(Objective): Identify each line below that contains the string "tick", and copy those lines. Case counts.

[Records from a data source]
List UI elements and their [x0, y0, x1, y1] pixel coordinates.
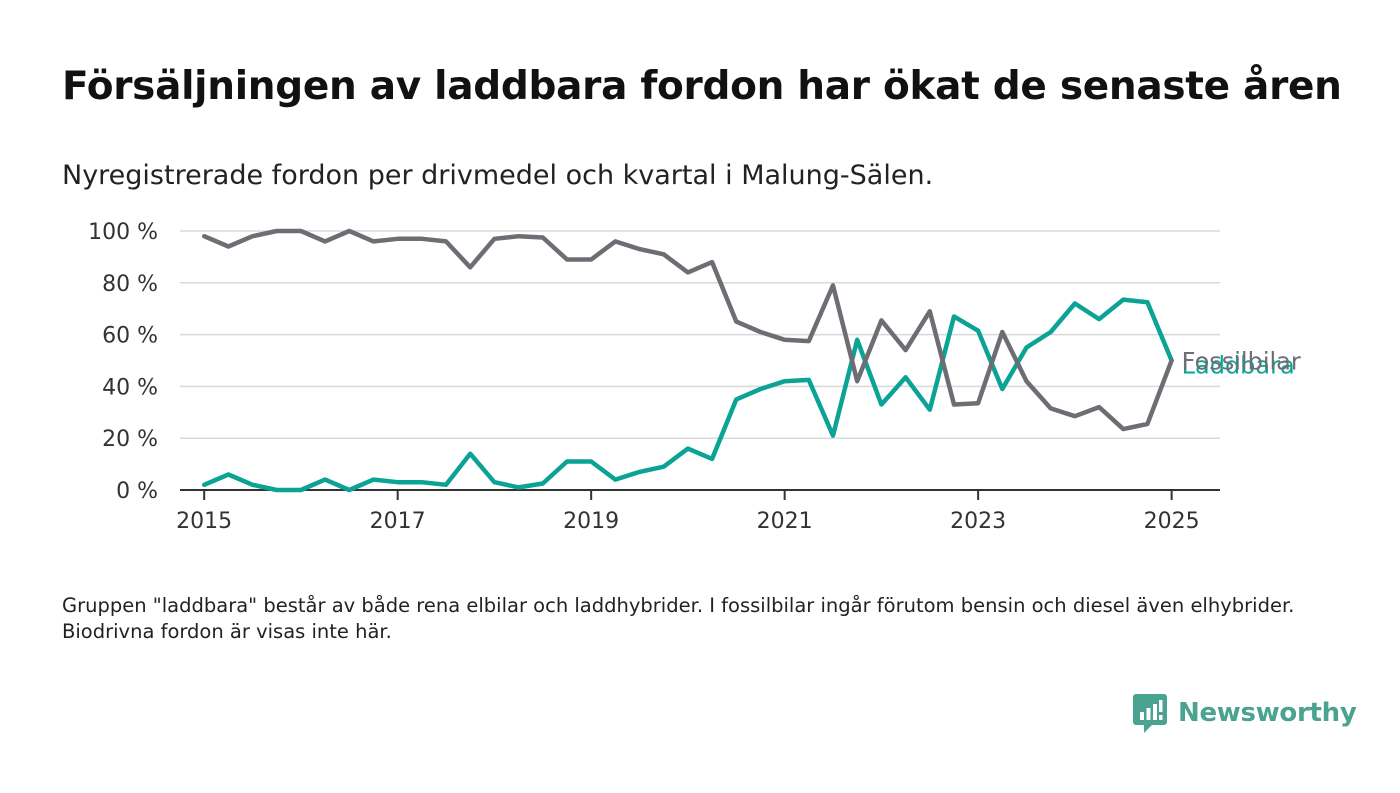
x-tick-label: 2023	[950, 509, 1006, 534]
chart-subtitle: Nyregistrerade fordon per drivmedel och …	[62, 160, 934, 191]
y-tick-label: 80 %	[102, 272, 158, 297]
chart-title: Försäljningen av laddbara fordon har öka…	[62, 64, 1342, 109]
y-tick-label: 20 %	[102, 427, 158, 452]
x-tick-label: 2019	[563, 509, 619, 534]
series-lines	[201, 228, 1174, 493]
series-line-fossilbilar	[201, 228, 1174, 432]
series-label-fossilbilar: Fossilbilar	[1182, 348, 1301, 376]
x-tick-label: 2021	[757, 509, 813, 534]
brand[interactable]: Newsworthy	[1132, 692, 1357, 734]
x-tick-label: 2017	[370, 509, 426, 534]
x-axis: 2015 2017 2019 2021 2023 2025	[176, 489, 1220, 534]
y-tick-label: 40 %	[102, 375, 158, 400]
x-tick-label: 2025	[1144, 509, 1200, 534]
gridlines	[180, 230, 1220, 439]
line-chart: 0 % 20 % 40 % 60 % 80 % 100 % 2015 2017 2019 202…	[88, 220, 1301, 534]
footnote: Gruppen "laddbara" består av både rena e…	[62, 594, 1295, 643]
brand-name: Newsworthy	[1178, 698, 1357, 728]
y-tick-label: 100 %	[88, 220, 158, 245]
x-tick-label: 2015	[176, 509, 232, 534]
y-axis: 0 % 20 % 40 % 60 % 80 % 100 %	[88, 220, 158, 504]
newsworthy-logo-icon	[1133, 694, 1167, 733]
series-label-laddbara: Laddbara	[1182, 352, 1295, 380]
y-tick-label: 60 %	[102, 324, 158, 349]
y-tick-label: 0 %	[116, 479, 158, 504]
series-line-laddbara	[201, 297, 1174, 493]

* * *

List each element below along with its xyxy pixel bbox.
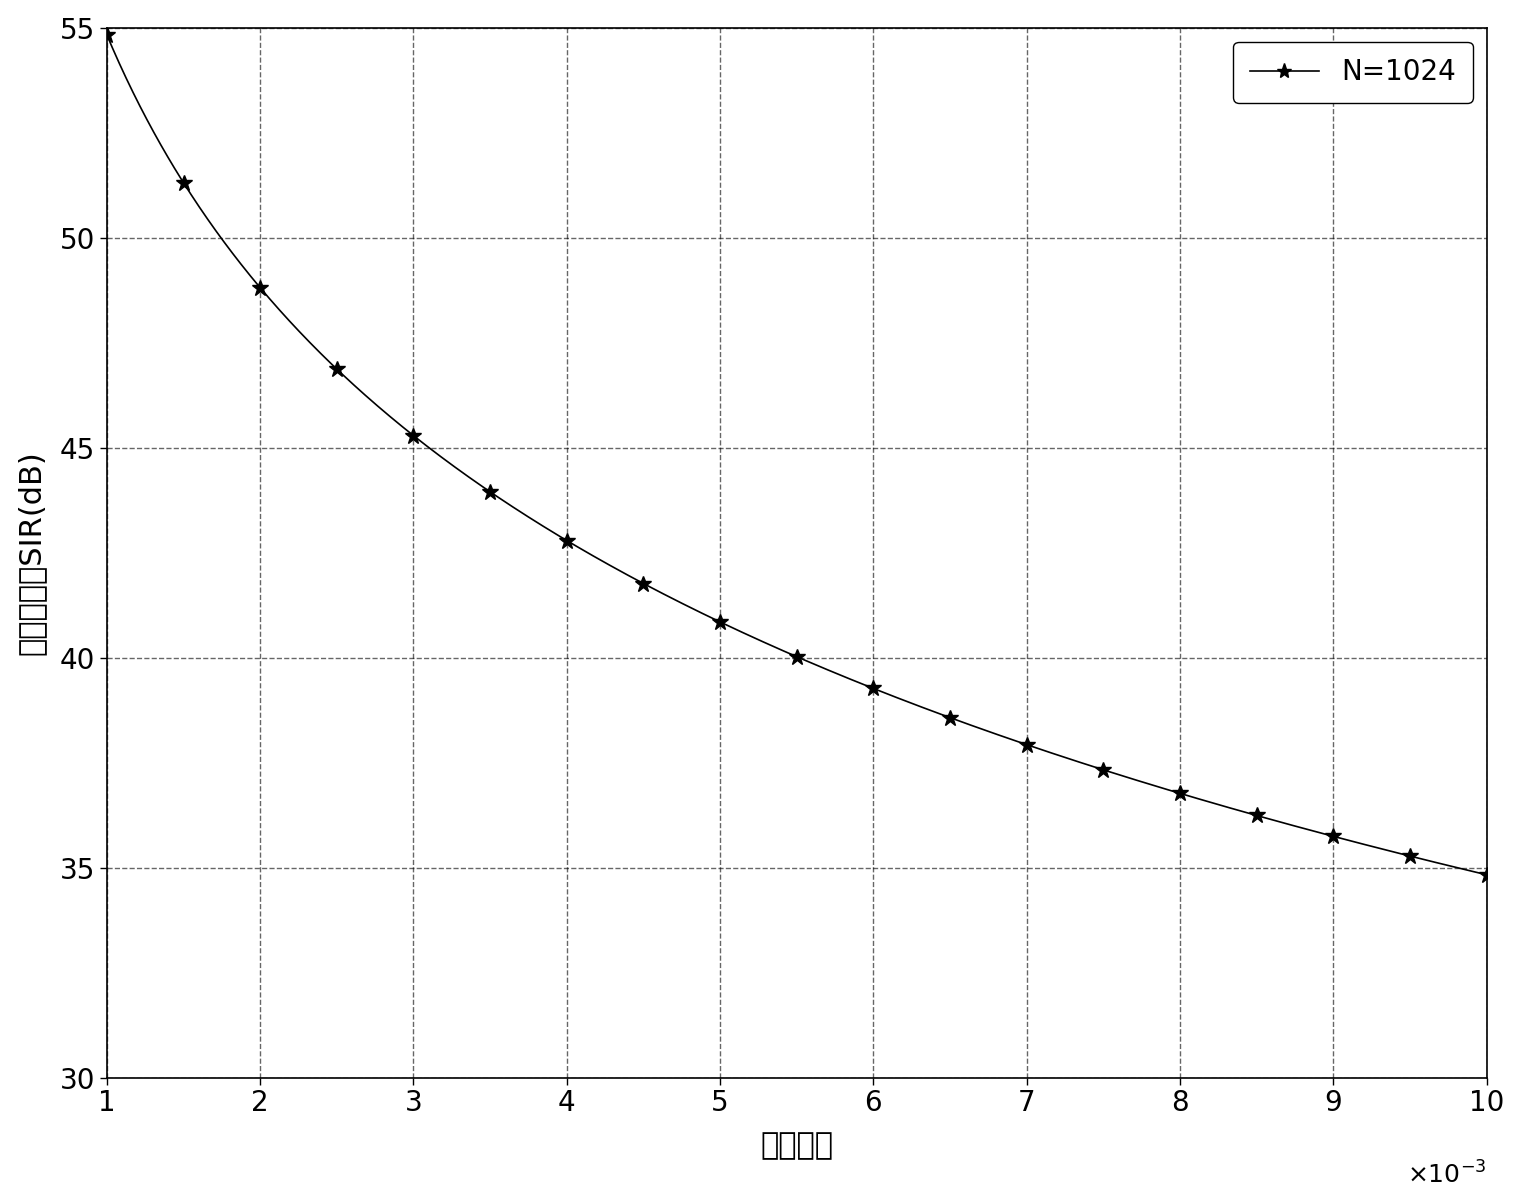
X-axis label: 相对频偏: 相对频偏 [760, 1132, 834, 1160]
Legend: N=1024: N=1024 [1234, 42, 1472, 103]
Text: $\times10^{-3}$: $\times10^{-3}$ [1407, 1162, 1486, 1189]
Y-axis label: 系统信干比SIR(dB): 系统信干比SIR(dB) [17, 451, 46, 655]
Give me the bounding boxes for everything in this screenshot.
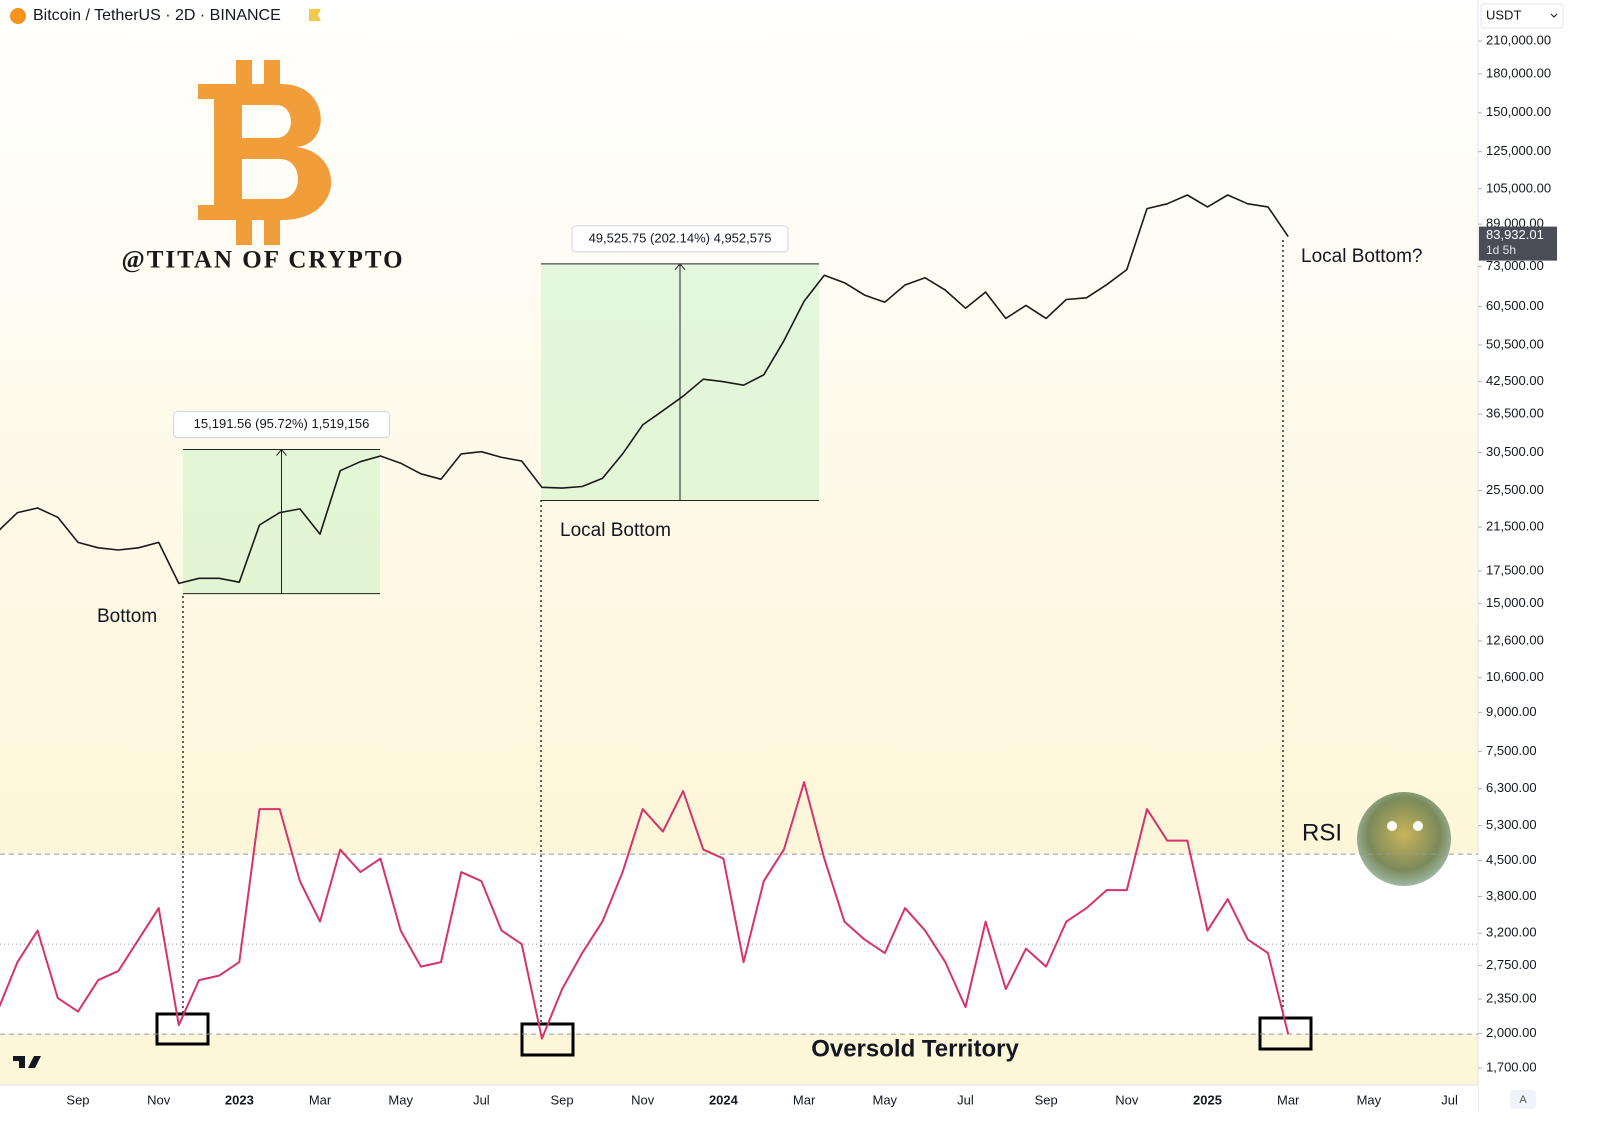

(Solved problem):
x-tick-label: 2023	[950, 509, 1006, 534]
y-tick-label: 80 %	[102, 272, 158, 297]
y-tick-label: 20 %	[102, 427, 158, 452]
x-tick-label: 2019	[563, 509, 619, 534]
x-tick-label: 2021	[757, 509, 813, 534]
x-tick-label: 2017	[370, 509, 426, 534]
y-tick-label: 40 %	[102, 375, 158, 400]
x-tick-label: 2025	[1144, 509, 1200, 534]
y-tick-label: 100 %	[88, 220, 158, 245]
x-tick-label: 2015	[176, 509, 232, 534]
y-tick-label: 60 %	[102, 324, 158, 349]
y-tick-label: 0 %	[116, 479, 158, 504]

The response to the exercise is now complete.